### Data section
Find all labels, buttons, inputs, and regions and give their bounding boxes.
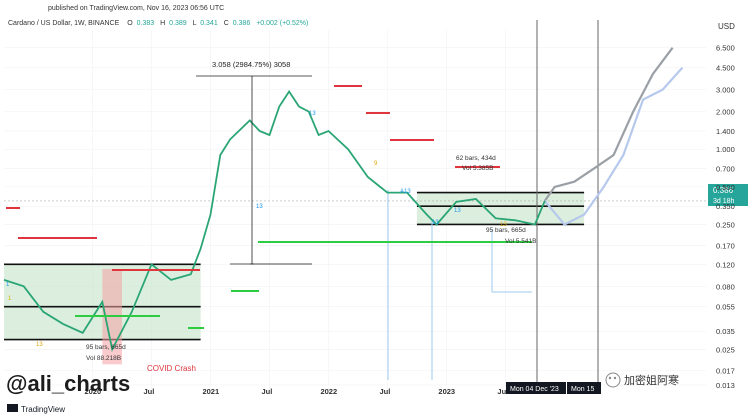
chart-header: published on TradingView.com, Nov 16, 20… bbox=[8, 5, 308, 27]
x-tick-label: 2023 bbox=[438, 387, 455, 396]
y-tick-label: 0.120 bbox=[716, 260, 735, 269]
crosshair-label-2: Mon 15 bbox=[571, 386, 594, 393]
high-value: 0.389 bbox=[169, 20, 187, 27]
td-label-9: 13 bbox=[454, 208, 461, 214]
tradingview-footer: TradingView bbox=[7, 404, 65, 414]
y-tick-label: 0.017 bbox=[716, 366, 735, 375]
published-note: published on TradingView.com, Nov 16, 20… bbox=[48, 5, 224, 12]
range-2023-bars-b: 95 bars, 665d bbox=[486, 227, 526, 234]
range-2023-bars: 62 bars, 434d bbox=[456, 155, 496, 162]
td-label-8: A13 bbox=[400, 189, 411, 195]
td-label-4: 13 bbox=[309, 111, 316, 117]
ada-price-series bbox=[3, 89, 546, 353]
symbol-name: Cardano / US Dollar, 1W, BINANCE bbox=[8, 20, 120, 27]
tradingview-logo-icon bbox=[7, 404, 18, 412]
td-label-5: 9 bbox=[374, 161, 378, 167]
projection-dark-series bbox=[543, 47, 674, 202]
open-value: 0.383 bbox=[137, 20, 155, 27]
td-label-3: 13 bbox=[36, 342, 43, 348]
low-label: L bbox=[193, 20, 197, 27]
vertical-markers bbox=[4, 20, 706, 394]
y-tick-label: 1.400 bbox=[716, 127, 735, 136]
y-tick-label: 0.700 bbox=[716, 165, 735, 174]
price-badge-value: 0.386 bbox=[713, 186, 734, 195]
currency-label: USD bbox=[718, 22, 735, 31]
projection-light-series bbox=[543, 66, 684, 226]
x-tick-label: 2020 bbox=[84, 387, 101, 396]
price-badge-countdown: 3d 18h bbox=[713, 198, 735, 205]
x-tick-label: Jul bbox=[379, 387, 390, 396]
crosshair-label-1: Mon 04 Dec '23 bbox=[510, 386, 559, 393]
measure-label: 3.058 (2984.75%) 3058 bbox=[212, 60, 290, 69]
y-tick-label: 0.035 bbox=[716, 327, 735, 336]
x-axis-ticks: 2020 Jul 2021 Jul 2022 Jul 2023 Jul bbox=[84, 387, 508, 396]
footer-brand: TradingView bbox=[21, 405, 65, 414]
td-label-6: 13 bbox=[256, 204, 263, 210]
y-tick-label: 4.500 bbox=[716, 64, 735, 73]
y-tick-label: 0.025 bbox=[716, 345, 735, 354]
y-tick-label: 3.000 bbox=[716, 86, 735, 95]
y-axis-ticks: 6.500 4.500 3.000 2.000 1.400 1.000 0.700 0.500… bbox=[716, 44, 735, 390]
y-tick-label: 1.000 bbox=[716, 145, 735, 154]
close-value: 0.386 bbox=[233, 20, 251, 27]
author-watermark: @ali_charts bbox=[6, 371, 130, 396]
td-label-7: 13 bbox=[432, 220, 439, 226]
wechat-handle-overlay: 加密姐阿寒 bbox=[605, 372, 679, 388]
y-tick-label: 2.000 bbox=[716, 108, 735, 117]
y-tick-label: 0.170 bbox=[716, 241, 735, 250]
crosshair-date-labels: Mon 04 Dec '23 Mon 15 bbox=[506, 382, 601, 394]
symbol-title: Cardano / US Dollar, 1W, BINANCE O 0.383… bbox=[8, 20, 308, 27]
range-2023-vol: Vol 5.385B bbox=[462, 165, 493, 172]
x-tick-label: Jul bbox=[497, 387, 508, 396]
td-label-2: 1 bbox=[8, 296, 12, 302]
x-tick-label: 2021 bbox=[202, 387, 219, 396]
current-price-badge: 0.386 3d 18h bbox=[708, 184, 748, 206]
close-label: C bbox=[224, 20, 229, 27]
y-tick-label: 0.080 bbox=[716, 282, 735, 291]
measure-tool: 3.058 (2984.75%) 3058 bbox=[196, 60, 312, 265]
y-tick-label: 6.500 bbox=[716, 44, 735, 53]
low-value: 0.341 bbox=[200, 20, 218, 27]
x-tick-label: Jul bbox=[143, 387, 154, 396]
open-label: O bbox=[127, 20, 133, 27]
td-label-1: 1 bbox=[6, 282, 10, 288]
y-tick-label: 0.500 bbox=[716, 183, 735, 192]
x-tick-label: 2022 bbox=[320, 387, 337, 396]
td-labels: 1 1 13 13 9 13 13 A13 13 13 bbox=[6, 111, 507, 348]
high-label: H bbox=[160, 20, 165, 27]
y-tick-label: 0.055 bbox=[716, 303, 735, 312]
range-2020-vol: Vol 88.218B bbox=[86, 355, 121, 362]
x-tick-label: Jul bbox=[261, 387, 272, 396]
covid-crash-label: COVID Crash bbox=[147, 364, 196, 373]
y-tick-label: 0.250 bbox=[716, 220, 735, 229]
wechat-icon bbox=[605, 372, 621, 388]
y-tick-label: 0.013 bbox=[716, 381, 735, 390]
td-label-10: 13 bbox=[500, 222, 507, 228]
change-value: +0.002 (+0.52%) bbox=[256, 20, 308, 27]
range-2020-bars: 95 bars, 665d bbox=[86, 344, 126, 351]
range-2023-vol-b: Vol 5.541B bbox=[505, 238, 536, 245]
y-tick-label: 0.350 bbox=[716, 202, 735, 211]
wechat-handle: 加密姐阿寒 bbox=[624, 373, 679, 387]
signal-lines bbox=[6, 85, 532, 329]
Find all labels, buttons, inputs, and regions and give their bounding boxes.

### Task objective
Select every line of the data that contains the string "crosshair" and copy those lines.

### Exercise response
crosshair-label-2: Mon 15 bbox=[571, 386, 594, 393]
crosshair-label-1: Mon 04 Dec '23 bbox=[510, 386, 559, 393]
crosshair-date-labels: Mon 04 Dec '23 Mon 15 bbox=[506, 382, 601, 394]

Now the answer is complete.